→ Task goal
Go through the data below. List every line that holds the word "more".
--- BEGIN Records provided ---
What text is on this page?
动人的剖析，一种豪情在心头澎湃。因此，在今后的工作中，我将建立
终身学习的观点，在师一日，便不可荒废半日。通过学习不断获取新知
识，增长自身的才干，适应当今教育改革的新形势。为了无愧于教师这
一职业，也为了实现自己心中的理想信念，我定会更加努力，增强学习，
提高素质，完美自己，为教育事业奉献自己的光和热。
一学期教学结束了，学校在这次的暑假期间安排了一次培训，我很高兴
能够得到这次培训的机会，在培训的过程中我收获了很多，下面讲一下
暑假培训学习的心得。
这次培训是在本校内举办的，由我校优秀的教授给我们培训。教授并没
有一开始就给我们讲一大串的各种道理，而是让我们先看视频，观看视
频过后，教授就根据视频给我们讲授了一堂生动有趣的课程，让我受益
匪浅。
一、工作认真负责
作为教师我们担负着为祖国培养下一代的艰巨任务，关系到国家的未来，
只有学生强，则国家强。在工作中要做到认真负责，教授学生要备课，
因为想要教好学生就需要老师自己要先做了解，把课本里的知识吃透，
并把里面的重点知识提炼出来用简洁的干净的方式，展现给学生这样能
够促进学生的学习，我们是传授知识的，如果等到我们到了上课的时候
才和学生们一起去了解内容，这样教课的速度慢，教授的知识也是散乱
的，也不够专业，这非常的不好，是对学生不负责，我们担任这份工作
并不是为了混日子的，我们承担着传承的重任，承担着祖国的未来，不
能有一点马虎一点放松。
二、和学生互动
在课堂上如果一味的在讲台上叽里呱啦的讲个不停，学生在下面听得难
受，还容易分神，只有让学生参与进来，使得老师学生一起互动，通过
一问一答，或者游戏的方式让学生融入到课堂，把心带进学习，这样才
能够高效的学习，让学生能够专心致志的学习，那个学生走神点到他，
--- END Records provided ---
--- BEGIN Records provided ---
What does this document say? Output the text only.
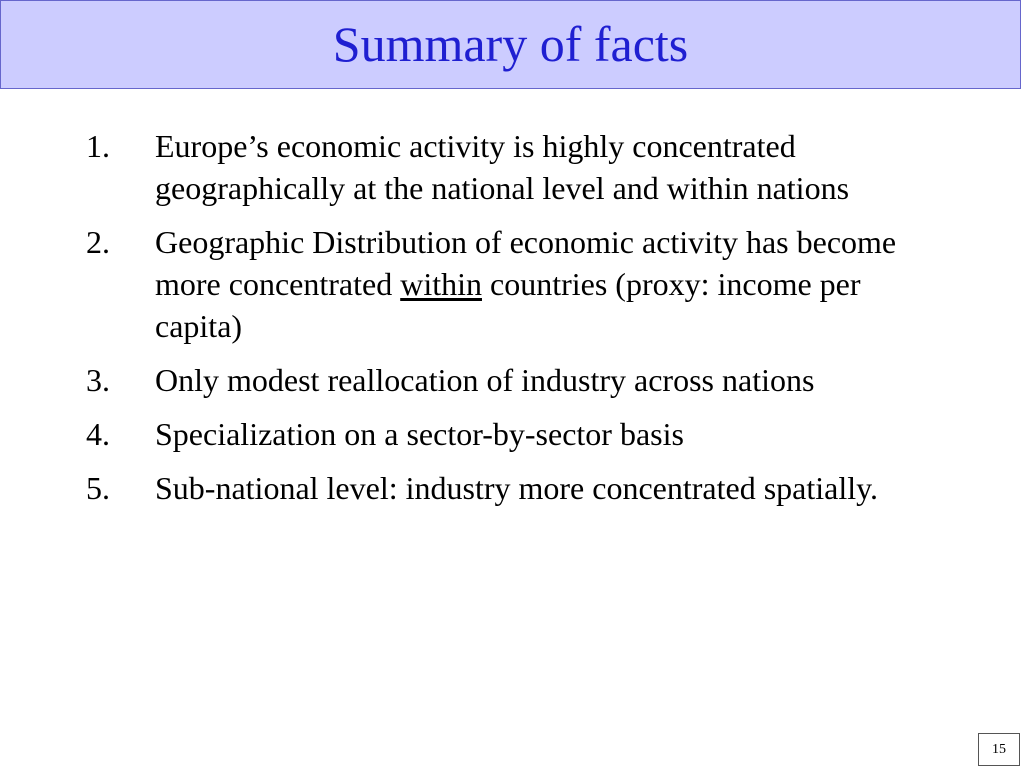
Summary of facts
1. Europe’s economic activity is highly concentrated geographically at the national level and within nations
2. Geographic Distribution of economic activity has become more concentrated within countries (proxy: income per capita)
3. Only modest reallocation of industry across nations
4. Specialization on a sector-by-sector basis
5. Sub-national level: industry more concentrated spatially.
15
--- END Records provided ---
--- BEGIN Records provided ---
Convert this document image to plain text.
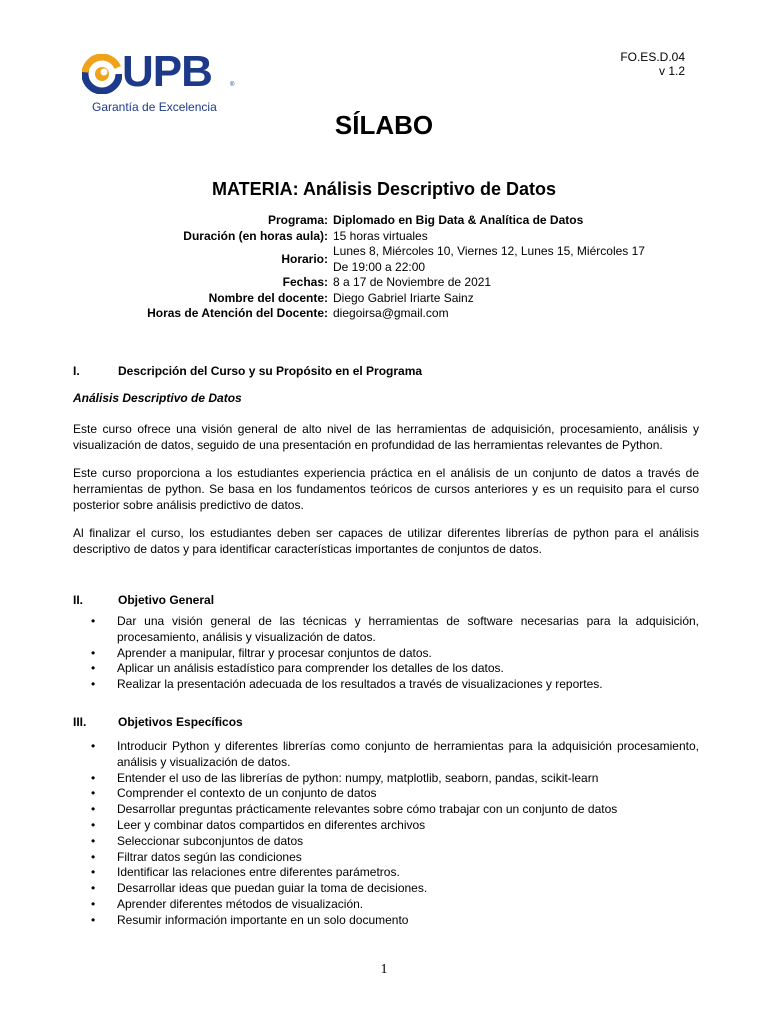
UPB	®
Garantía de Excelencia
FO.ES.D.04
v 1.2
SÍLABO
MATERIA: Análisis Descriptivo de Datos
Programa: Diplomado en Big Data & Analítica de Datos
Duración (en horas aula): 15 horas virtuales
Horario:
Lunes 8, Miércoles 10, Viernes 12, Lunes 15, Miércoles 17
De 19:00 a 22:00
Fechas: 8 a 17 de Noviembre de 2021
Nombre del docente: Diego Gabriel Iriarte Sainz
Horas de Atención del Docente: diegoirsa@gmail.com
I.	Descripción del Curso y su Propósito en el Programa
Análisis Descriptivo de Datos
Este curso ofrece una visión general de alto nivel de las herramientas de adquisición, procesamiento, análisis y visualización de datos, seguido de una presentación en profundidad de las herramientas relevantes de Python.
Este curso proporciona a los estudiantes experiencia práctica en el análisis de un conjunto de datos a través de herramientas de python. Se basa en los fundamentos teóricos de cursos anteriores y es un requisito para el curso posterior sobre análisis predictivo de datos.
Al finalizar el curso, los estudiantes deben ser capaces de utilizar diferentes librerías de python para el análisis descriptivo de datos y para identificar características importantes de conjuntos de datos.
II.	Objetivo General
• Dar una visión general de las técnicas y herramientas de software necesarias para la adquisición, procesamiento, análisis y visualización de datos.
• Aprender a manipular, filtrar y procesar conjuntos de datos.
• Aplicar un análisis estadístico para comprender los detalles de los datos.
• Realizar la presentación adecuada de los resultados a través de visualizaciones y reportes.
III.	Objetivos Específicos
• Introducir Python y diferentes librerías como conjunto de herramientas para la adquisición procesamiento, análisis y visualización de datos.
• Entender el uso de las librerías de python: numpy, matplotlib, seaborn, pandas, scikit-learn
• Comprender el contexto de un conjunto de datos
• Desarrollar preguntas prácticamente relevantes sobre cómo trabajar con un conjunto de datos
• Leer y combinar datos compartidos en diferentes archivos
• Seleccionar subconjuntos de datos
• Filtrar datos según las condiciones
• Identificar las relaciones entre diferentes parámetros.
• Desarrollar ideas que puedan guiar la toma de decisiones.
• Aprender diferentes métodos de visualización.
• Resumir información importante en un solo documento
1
--- END Records provided ---
→ Exercise output
2. Geographic Distribution of economic activity has become more concentrated within countries (proxy: income per capita)
5. Sub-national level: industry more concentrated spatially.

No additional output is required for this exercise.